GIVEN DATA –
__________________________________________________

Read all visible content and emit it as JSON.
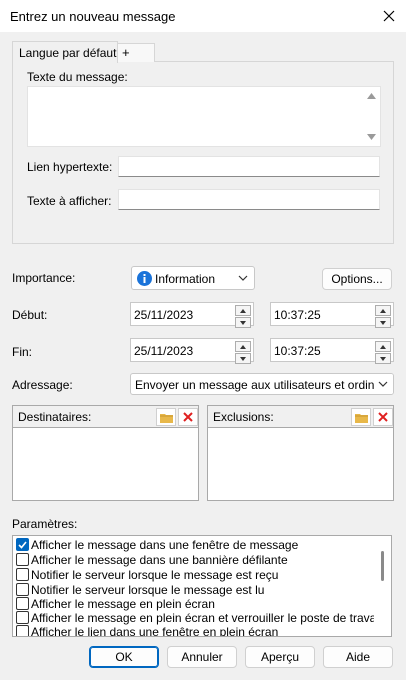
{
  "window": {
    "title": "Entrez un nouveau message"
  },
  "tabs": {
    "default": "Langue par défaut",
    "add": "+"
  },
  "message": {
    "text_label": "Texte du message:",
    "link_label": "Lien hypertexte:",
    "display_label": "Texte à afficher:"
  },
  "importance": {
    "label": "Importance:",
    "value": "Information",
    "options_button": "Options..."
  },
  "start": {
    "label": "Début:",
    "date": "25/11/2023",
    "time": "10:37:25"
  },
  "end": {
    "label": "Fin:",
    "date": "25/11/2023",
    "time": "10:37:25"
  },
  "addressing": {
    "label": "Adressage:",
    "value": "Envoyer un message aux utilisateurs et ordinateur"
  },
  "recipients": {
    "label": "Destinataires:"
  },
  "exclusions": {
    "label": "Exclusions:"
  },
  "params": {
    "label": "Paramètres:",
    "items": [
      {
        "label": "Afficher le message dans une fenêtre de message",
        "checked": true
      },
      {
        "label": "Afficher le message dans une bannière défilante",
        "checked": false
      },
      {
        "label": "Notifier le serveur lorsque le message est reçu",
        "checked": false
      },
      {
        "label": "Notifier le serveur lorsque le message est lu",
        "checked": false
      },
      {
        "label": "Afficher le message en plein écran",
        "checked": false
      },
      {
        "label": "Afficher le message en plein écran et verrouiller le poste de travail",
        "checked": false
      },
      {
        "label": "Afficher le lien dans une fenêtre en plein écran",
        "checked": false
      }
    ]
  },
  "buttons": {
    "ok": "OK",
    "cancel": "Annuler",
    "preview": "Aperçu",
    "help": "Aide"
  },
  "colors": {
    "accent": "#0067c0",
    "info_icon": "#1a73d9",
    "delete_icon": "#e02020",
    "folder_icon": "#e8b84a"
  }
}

__________________________________________________

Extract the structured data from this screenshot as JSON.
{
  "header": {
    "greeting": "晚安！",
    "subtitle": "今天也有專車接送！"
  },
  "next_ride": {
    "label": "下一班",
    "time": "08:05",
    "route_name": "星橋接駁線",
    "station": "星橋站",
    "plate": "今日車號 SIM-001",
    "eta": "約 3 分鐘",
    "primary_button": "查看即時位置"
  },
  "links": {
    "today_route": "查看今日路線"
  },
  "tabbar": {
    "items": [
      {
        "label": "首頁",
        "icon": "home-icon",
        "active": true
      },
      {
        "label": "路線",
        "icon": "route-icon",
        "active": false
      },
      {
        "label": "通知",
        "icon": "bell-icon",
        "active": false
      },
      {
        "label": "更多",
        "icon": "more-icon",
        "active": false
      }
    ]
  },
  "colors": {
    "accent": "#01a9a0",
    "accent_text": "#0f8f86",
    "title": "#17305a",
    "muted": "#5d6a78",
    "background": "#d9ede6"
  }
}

__________________________________________________

AIM OF THE EXERCISE – Of the lines in the data above, how many contain the word "value"? Give only that figure.

COMPLETE RESPONSE – 2